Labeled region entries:

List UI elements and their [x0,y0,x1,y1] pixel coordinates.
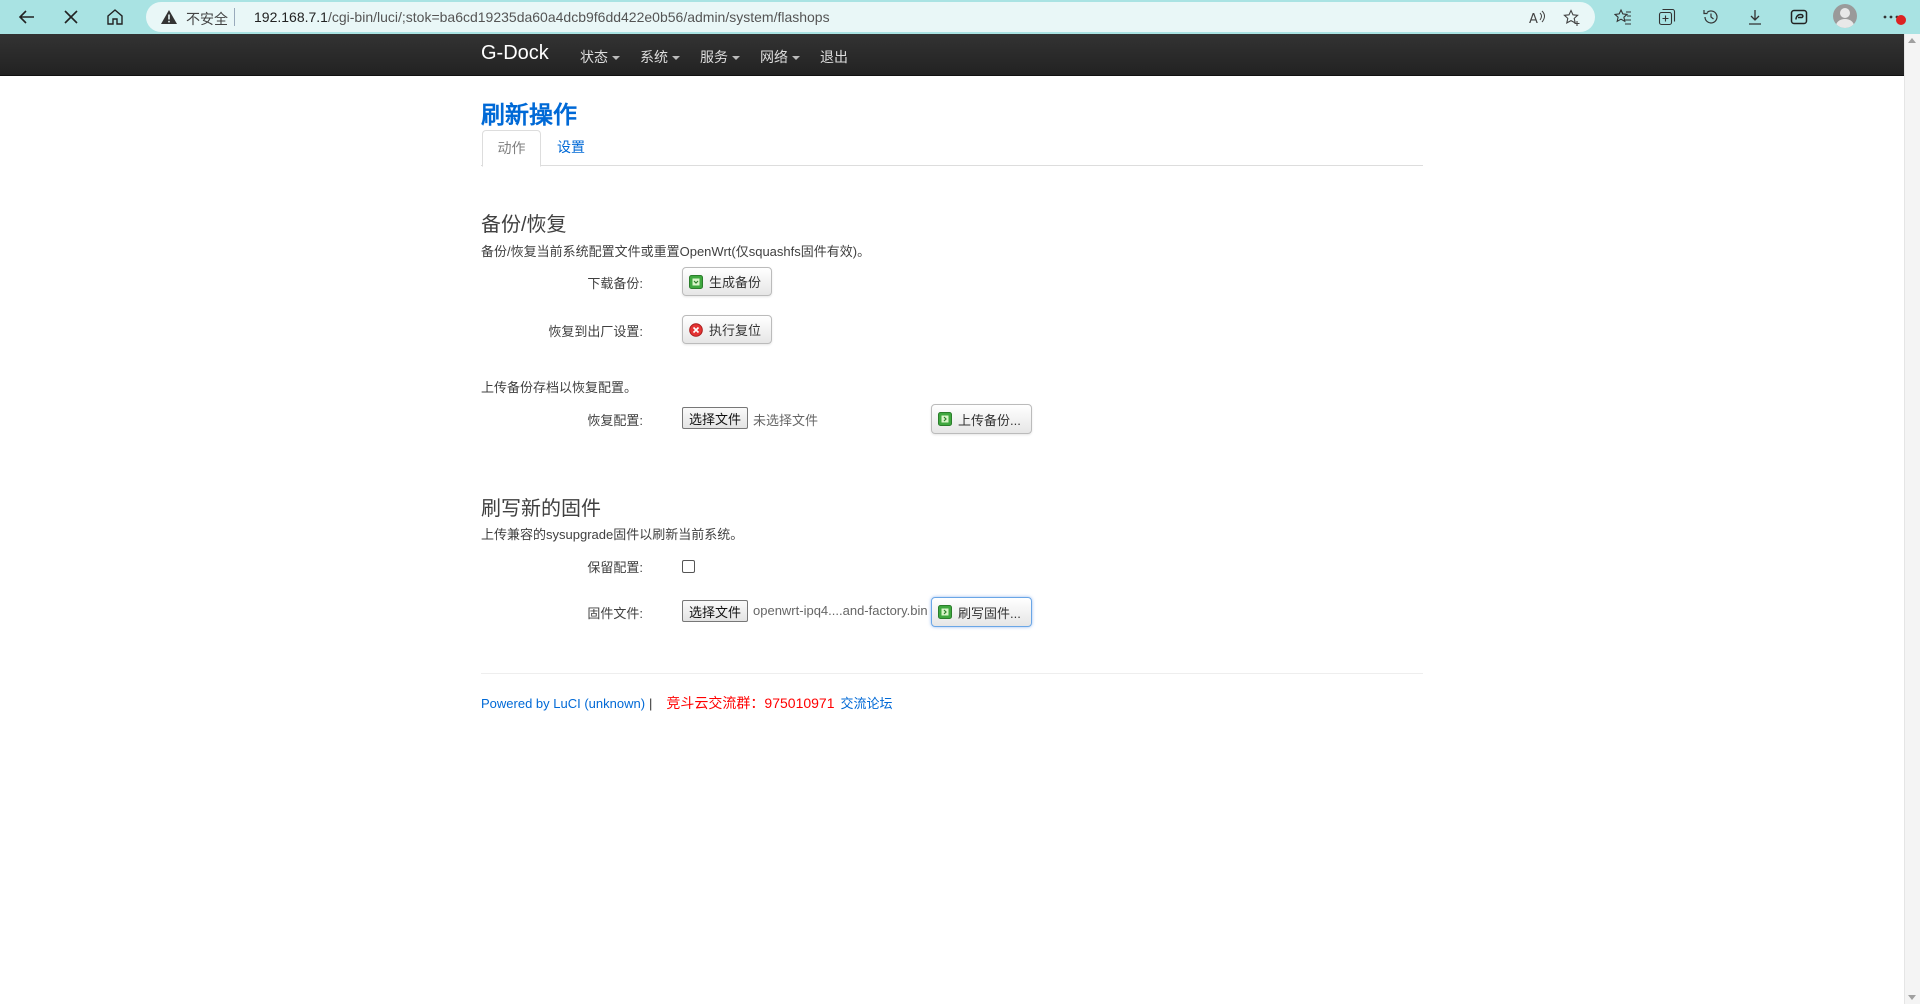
backup-file-name: 未选择文件 [753,413,819,428]
caret-down-icon [672,55,680,60]
choose-backup-file-button[interactable]: 选择文件 [682,407,749,429]
luci-link[interactable]: Powered by LuCI (unknown) [481,696,645,711]
profile-avatar[interactable] [1833,4,1857,28]
url-path: /cgi-bin/luci/;stok=ba6cd19235da60a4dcb9… [327,9,830,25]
caret-down-icon [732,55,740,60]
nav-item-system[interactable]: 系统 [640,47,680,67]
address-separator [234,8,235,26]
top-navbar: G-Dock 状态 系统 服务 网络 退出 [0,34,1905,76]
reset-icon [689,322,703,337]
favorites-icon[interactable] [1609,3,1637,31]
nav-item-logout[interactable]: 退出 [820,47,848,67]
edge-sidebar-icon[interactable] [1785,3,1813,31]
generate-backup-button[interactable]: 生成备份 [682,267,773,296]
caret-down-icon [612,55,620,60]
footer: Powered by LuCI (unknown) | 竞斗云交流群：9750109… [481,693,893,713]
flash-section-title: 刷写新的固件 [481,498,601,520]
keep-config-checkbox[interactable] [682,560,695,573]
tab-actions[interactable]: 动作 [482,130,541,167]
favorite-add-icon[interactable] [1561,7,1583,29]
notification-badge-icon [1896,15,1906,25]
address-bar[interactable]: 不安全 192.168.7.1/cgi-bin/luci/;stok=ba6cd… [146,2,1595,32]
collections-icon[interactable] [1653,3,1681,31]
nav-item-label: 退出 [820,49,848,65]
backup-section-title: 备份/恢复 [481,214,567,236]
nav-item-services[interactable]: 服务 [700,47,740,67]
nav-item-label: 服务 [700,49,728,65]
nav-item-label: 网络 [760,49,788,65]
nav-menu: 状态 系统 服务 网络 退出 [580,47,848,67]
nav-item-status[interactable]: 状态 [580,47,620,67]
svg-text:A: A [1529,12,1538,26]
stop-loading-icon[interactable] [56,2,86,32]
browser-toolbar: 不安全 192.168.7.1/cgi-bin/luci/;stok=ba6cd… [0,0,1920,34]
flash-icon [938,605,952,619]
flash-firmware-button[interactable]: 刷写固件... [931,597,1032,627]
qq-group-text: 竞斗云交流群：975010971 [666,695,835,711]
firmware-file-label: 固件文件: [587,606,643,621]
restore-config-label: 恢复配置: [587,413,643,428]
download-backup-label: 下载备份: [587,276,643,291]
home-icon[interactable] [100,2,130,32]
download-icon [689,274,703,289]
nav-item-label: 系统 [640,49,668,65]
downloads-icon[interactable] [1741,3,1769,31]
keep-config-label: 保留配置: [587,560,643,575]
warning-icon [160,9,178,28]
url-text[interactable]: 192.168.7.1/cgi-bin/luci/;stok=ba6cd1923… [254,9,830,25]
nav-item-network[interactable]: 网络 [760,47,800,67]
page-scrollbar[interactable] [1904,34,1920,1004]
flash-firmware-text: 刷写固件... [958,605,1021,621]
footer-divider [481,673,1423,674]
insecure-label[interactable]: 不安全 [186,9,228,29]
read-aloud-icon[interactable]: A [1527,7,1549,29]
factory-reset-label: 恢复到出厂设置: [548,324,643,339]
footer-separator: | [649,696,653,711]
factory-reset-button[interactable]: 执行复位 [682,315,773,344]
backup-section-description: 备份/恢复当前系统配置文件或重置OpenWrt(仅squashfs固件有效)。 [481,244,871,259]
scroll-down-icon[interactable] [1908,995,1916,1000]
firmware-file-name: openwrt-ipq4....and-factory.bin [753,603,928,618]
generate-backup-label: 生成备份 [709,275,762,290]
upload-icon [938,412,952,426]
upload-backup-text: 上传备份... [958,412,1021,428]
page-title: 刷新操作 [481,102,577,129]
scroll-up-icon[interactable] [1908,38,1916,43]
tab-bar: 动作 设置 [481,130,1423,167]
choose-firmware-file-button[interactable]: 选择文件 [682,600,749,622]
flash-section-description: 上传兼容的sysupgrade固件以刷新当前系统。 [481,527,744,542]
forum-link[interactable]: 交流论坛 [841,696,893,711]
back-arrow-icon[interactable] [12,2,42,32]
tab-settings[interactable]: 设置 [557,130,585,164]
brand-logo[interactable]: G-Dock [481,42,549,65]
url-host: 192.168.7.1 [254,9,328,25]
history-icon[interactable] [1697,3,1725,31]
nav-item-label: 状态 [580,49,608,65]
caret-down-icon [792,55,800,60]
upload-backup-description: 上传备份存档以恢复配置。 [481,380,638,395]
factory-reset-text: 执行复位 [709,323,762,338]
upload-backup-button[interactable]: 上传备份... [931,404,1032,434]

— What to produce —
Swap "caret-down-icon" for "dropdown-arrow-icon" throughout the records above and write them out again with every other line unchanged. Leave out the pictures.

— Response to the task —
List UI elements and their [x0,y0,x1,y1] pixel coordinates.
backup-file-name: 未选择文件 [753,413,819,428]
dropdown-arrow-icon [672,55,680,60]
choose-backup-file-button[interactable]: 选择文件 [682,407,749,429]
luci-link[interactable]: Powered by LuCI (unknown) [481,696,645,711]
profile-avatar[interactable] [1833,4,1857,28]
url-path: /cgi-bin/luci/;stok=ba6cd19235da60a4dcb9… [327,9,830,25]
dropdown-arrow-icon [732,55,740,60]
nav-item-system[interactable]: 系统 [640,47,680,67]
address-separator [234,8,235,26]
top-navbar: G-Dock 状态 系统 服务 网络 退出 [0,34,1905,76]
reset-icon [689,322,703,337]
favorites-icon[interactable] [1609,3,1637,31]
nav-item-logout[interactable]: 退出 [820,47,848,67]
edge-sidebar-icon[interactable] [1785,3,1813,31]
generate-backup-button[interactable]: 生成备份 [682,267,773,296]
dropdown-arrow-icon [612,55,620,60]
footer: Powered by LuCI (unknown) | 竞斗云交流群：9750109… [481,693,893,713]
flash-section-title: 刷写新的固件 [481,498,601,520]
keep-config-checkbox[interactable] [682,560,695,573]
tab-actions[interactable]: 动作 [482,130,541,167]
favorite-add-icon[interactable] [1561,7,1583,29]
notification-badge-icon [1896,15,1906,25]
address-bar[interactable]: 不安全 192.168.7.1/cgi-bin/luci/;stok=ba6cd… [146,2,1595,32]
collections-icon[interactable] [1653,3,1681,31]
nav-item-label: 退出 [820,49,848,65]
backup-section-title: 备份/恢复 [481,214,567,236]
nav-item-services[interactable]: 服务 [700,47,740,67]
nav-item-label: 服务 [700,49,728,65]
nav-item-label: 网络 [760,49,788,65]
nav-menu: 状态 系统 服务 网络 退出 [580,47,848,67]
nav-item-status[interactable]: 状态 [580,47,620,67]
svg-text:A: A [1529,12,1538,26]
stop-loading-icon[interactable] [56,2,86,32]
browser-toolbar: 不安全 192.168.7.1/cgi-bin/luci/;stok=ba6cd… [0,0,1920,34]
flash-icon [938,605,952,619]
flash-firmware-button[interactable]: 刷写固件... [931,597,1032,627]
qq-group-text: 竞斗云交流群：975010971 [666,695,835,711]
firmware-file-label: 固件文件: [587,606,643,621]
restore-config-label: 恢复配置: [587,413,643,428]
download-backup-label: 下载备份: [587,276,643,291]
home-icon[interactable] [100,2,130,32]
download-icon [689,274,703,289]
nav-item-label: 系统 [640,49,668,65]
downloads-icon[interactable] [1741,3,1769,31]
keep-config-label: 保留配置: [587,560,643,575]
warning-icon [160,9,178,28]
url-text[interactable]: 192.168.7.1/cgi-bin/luci/;stok=ba6cd1923… [254,9,830,25]
nav-item-network[interactable]: 网络 [760,47,800,67]
page-scrollbar[interactable] [1904,34,1920,1004]
flash-firmware-text: 刷写固件... [958,605,1021,621]
footer-divider [481,673,1423,674]
insecure-label[interactable]: 不安全 [186,9,228,29]
read-aloud-icon[interactable]: A [1527,7,1549,29]
factory-reset-label: 恢复到出厂设置: [548,324,643,339]
footer-separator: | [649,696,653,711]
factory-reset-button[interactable]: 执行复位 [682,315,773,344]
backup-section-description: 备份/恢复当前系统配置文件或重置OpenWrt(仅squashfs固件有效)。 [481,244,871,259]
scroll-down-icon[interactable] [1908,995,1916,1000]
firmware-file-name: openwrt-ipq4....and-factory.bin [753,603,928,618]
generate-backup-label: 生成备份 [709,275,762,290]
upload-icon [938,412,952,426]
upload-backup-text: 上传备份... [958,412,1021,428]
page-title: 刷新操作 [481,102,577,129]
scroll-up-icon[interactable] [1908,38,1916,43]
tab-bar: 动作 设置 [481,130,1423,167]
choose-firmware-file-button[interactable]: 选择文件 [682,600,749,622]
flash-section-description: 上传兼容的sysupgrade固件以刷新当前系统。 [481,527,744,542]
forum-link[interactable]: 交流论坛 [841,696,893,711]
back-arrow-icon[interactable] [12,2,42,32]
tab-settings[interactable]: 设置 [557,130,585,164]
brand-logo[interactable]: G-Dock [481,42,549,65]
url-host: 192.168.7.1 [254,9,328,25]
history-icon[interactable] [1697,3,1725,31]
nav-item-label: 状态 [580,49,608,65]
dropdown-arrow-icon [792,55,800,60]
upload-backup-description: 上传备份存档以恢复配置。 [481,380,638,395]
factory-reset-text: 执行复位 [709,323,762,338]
upload-backup-button[interactable]: 上传备份... [931,404,1032,434]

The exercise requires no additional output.